• **OBJECTIVE**
List, from the lines below, each one with "title" in it.

• **SUPPLIED MATERIAL**
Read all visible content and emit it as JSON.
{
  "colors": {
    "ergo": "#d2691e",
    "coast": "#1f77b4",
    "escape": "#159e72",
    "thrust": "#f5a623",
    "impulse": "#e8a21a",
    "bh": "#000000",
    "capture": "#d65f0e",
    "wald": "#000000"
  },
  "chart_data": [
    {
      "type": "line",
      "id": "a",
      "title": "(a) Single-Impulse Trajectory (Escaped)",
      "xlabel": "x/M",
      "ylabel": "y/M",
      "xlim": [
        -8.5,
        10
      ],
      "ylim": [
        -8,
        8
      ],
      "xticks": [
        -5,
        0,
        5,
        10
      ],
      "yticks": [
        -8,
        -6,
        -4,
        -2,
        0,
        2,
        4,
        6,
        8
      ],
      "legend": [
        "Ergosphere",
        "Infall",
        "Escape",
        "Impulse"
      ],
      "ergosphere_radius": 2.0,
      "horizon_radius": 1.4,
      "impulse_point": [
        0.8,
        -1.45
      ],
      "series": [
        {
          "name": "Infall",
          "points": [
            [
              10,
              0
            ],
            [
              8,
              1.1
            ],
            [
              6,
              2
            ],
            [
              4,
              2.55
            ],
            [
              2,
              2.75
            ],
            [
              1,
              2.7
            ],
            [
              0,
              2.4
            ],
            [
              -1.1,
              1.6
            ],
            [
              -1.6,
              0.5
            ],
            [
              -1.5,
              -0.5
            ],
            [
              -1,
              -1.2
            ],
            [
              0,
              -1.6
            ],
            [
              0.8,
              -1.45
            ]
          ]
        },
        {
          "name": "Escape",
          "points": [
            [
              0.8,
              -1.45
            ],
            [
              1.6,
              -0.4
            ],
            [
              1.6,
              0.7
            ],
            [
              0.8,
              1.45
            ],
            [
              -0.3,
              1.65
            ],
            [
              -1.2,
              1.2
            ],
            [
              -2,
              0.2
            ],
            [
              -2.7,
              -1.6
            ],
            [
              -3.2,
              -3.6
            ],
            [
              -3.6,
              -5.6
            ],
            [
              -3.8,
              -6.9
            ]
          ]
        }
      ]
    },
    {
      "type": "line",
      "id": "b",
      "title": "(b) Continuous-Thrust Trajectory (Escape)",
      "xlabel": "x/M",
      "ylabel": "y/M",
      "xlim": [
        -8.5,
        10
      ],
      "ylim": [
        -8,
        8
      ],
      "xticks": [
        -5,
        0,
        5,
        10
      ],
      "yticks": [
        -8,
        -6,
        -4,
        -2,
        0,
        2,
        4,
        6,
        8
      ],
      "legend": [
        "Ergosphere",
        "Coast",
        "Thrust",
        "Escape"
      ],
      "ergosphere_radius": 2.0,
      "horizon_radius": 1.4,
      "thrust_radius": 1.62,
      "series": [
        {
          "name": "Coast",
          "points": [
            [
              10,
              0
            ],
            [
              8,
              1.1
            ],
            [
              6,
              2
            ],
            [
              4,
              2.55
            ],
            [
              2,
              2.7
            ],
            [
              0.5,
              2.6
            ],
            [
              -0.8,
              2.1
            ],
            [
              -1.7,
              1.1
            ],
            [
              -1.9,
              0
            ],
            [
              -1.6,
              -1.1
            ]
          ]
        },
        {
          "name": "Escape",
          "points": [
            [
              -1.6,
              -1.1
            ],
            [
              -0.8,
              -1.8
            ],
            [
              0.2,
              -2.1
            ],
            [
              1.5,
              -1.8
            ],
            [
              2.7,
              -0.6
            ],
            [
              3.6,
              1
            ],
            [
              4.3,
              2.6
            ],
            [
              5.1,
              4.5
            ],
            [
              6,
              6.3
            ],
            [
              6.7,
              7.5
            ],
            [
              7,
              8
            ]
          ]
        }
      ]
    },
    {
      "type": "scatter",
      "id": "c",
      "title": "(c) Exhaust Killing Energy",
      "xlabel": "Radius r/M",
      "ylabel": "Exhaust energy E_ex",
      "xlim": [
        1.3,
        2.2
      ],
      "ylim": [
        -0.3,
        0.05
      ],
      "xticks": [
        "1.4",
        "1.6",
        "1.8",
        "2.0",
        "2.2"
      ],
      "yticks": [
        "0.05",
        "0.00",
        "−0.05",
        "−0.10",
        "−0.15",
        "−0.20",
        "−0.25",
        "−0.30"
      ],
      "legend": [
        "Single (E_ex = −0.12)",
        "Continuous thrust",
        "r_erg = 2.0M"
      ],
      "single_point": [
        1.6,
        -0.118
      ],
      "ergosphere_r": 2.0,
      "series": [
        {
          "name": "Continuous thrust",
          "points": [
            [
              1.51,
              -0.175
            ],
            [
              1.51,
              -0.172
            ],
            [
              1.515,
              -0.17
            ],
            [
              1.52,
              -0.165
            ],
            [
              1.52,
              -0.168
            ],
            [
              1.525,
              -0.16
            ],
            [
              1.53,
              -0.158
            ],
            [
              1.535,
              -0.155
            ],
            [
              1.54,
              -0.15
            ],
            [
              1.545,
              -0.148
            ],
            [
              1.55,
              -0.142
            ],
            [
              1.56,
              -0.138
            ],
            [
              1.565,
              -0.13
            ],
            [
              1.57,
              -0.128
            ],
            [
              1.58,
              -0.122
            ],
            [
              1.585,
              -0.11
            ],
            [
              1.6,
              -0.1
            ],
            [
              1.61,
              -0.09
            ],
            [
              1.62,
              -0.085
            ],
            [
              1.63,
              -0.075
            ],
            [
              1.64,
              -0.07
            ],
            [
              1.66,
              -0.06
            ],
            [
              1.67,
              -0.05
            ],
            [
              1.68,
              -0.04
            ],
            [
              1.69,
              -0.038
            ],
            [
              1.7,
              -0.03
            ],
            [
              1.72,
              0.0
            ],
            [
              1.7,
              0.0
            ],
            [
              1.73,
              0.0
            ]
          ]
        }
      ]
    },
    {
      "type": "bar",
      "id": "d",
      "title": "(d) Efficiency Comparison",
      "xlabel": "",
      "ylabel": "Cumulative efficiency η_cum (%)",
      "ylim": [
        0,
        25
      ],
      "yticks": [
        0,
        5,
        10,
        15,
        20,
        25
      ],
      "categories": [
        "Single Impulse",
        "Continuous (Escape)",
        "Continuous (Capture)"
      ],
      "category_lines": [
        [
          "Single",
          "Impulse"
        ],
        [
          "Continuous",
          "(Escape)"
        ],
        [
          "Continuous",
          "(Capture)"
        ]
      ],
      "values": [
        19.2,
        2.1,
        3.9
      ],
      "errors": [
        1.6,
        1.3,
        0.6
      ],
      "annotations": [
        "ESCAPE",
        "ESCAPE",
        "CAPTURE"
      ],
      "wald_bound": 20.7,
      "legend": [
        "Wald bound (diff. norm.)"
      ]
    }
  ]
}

• **EXERCISE ANSWER**
      "title": "(a) Single-Impulse Trajectory (Escaped)",
      "title": "(b) Continuous-Thrust Trajectory (Escape)",
      "title": "(c) Exhaust Killing Energy",
      "title": "(d) Efficiency Comparison",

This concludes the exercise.